Dataset entries:
>> Start
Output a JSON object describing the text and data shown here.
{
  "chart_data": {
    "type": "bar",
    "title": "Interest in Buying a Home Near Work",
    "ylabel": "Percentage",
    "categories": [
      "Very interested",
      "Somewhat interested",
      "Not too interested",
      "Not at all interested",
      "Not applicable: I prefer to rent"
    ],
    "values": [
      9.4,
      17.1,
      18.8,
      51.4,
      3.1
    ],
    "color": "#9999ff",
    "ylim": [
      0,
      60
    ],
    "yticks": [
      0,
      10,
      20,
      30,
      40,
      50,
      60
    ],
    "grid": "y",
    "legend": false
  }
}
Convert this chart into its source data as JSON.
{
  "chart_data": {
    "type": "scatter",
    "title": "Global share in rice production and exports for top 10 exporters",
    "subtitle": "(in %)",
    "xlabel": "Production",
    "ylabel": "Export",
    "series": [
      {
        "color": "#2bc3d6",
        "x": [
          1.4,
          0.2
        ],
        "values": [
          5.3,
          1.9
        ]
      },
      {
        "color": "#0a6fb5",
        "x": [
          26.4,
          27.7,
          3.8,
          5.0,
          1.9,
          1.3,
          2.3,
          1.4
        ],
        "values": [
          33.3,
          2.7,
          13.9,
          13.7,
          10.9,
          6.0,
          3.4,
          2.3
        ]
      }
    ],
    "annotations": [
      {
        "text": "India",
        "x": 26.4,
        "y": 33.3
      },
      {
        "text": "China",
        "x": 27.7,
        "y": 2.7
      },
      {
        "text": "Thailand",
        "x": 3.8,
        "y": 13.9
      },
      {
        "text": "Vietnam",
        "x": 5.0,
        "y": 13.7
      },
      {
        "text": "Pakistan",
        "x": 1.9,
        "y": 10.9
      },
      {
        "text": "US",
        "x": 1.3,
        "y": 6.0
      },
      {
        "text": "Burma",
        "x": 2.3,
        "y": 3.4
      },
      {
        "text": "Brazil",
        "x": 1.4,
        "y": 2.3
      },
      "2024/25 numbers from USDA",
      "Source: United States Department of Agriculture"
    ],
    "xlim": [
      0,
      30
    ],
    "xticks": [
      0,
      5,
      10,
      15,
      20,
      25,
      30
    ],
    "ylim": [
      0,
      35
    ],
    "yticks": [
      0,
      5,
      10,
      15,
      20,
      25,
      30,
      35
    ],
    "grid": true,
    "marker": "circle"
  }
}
>> End
Count all lines of the data that include "interested". The answer is the number alone.

4